(Exercise) Scan the records below and say how many lines include the word "label", giving no other text.

(Dataset extract)
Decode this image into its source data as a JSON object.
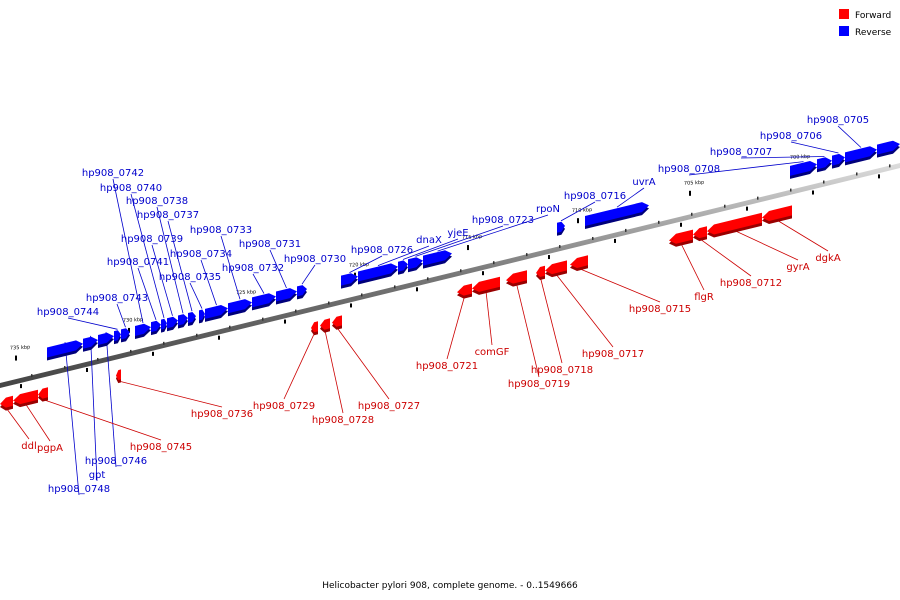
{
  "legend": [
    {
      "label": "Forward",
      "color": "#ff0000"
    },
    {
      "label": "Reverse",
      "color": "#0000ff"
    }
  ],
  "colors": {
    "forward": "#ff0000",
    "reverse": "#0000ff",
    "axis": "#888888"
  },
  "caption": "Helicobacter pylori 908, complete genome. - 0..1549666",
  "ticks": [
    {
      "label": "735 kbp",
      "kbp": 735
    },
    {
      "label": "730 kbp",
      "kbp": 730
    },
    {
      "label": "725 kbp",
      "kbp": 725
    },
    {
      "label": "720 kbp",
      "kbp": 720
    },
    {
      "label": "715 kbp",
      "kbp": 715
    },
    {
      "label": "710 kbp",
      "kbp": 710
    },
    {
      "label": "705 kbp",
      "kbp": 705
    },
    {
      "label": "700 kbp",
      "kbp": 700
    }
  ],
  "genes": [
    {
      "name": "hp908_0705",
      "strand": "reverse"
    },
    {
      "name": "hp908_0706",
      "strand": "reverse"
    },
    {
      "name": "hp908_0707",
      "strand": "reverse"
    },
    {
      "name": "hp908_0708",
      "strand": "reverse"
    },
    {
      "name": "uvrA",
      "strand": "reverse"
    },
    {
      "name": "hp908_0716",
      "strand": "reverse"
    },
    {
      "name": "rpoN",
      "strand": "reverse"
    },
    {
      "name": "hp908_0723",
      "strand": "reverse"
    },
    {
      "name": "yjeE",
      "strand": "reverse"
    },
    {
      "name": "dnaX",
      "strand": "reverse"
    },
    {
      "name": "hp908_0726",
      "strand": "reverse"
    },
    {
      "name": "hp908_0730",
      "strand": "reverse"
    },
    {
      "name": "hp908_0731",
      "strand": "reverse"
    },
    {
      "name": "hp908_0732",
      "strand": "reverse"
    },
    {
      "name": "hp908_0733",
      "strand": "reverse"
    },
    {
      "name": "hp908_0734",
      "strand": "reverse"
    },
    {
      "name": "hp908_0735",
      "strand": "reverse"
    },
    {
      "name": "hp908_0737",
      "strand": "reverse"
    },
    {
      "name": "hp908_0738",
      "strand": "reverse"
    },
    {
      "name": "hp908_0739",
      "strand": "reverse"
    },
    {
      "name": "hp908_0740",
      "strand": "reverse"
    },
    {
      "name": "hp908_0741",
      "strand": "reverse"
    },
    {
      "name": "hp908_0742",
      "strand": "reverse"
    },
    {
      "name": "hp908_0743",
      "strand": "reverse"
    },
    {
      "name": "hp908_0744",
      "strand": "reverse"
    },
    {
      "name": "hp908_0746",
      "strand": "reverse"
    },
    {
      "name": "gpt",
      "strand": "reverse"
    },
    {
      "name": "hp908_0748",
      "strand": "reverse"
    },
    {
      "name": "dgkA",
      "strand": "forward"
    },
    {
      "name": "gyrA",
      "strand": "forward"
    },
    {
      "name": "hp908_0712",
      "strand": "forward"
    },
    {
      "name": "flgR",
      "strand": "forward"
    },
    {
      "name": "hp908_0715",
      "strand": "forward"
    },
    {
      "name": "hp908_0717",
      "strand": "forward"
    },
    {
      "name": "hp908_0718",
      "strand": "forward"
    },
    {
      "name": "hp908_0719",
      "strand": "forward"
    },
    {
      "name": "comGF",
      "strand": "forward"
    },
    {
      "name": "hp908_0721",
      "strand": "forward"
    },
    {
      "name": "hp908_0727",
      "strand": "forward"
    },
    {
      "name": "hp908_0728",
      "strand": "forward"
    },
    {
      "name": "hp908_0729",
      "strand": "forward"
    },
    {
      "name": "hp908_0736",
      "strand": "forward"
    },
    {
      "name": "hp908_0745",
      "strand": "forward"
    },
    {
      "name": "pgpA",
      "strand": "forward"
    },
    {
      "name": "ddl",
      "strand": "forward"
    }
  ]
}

(Answer below) 10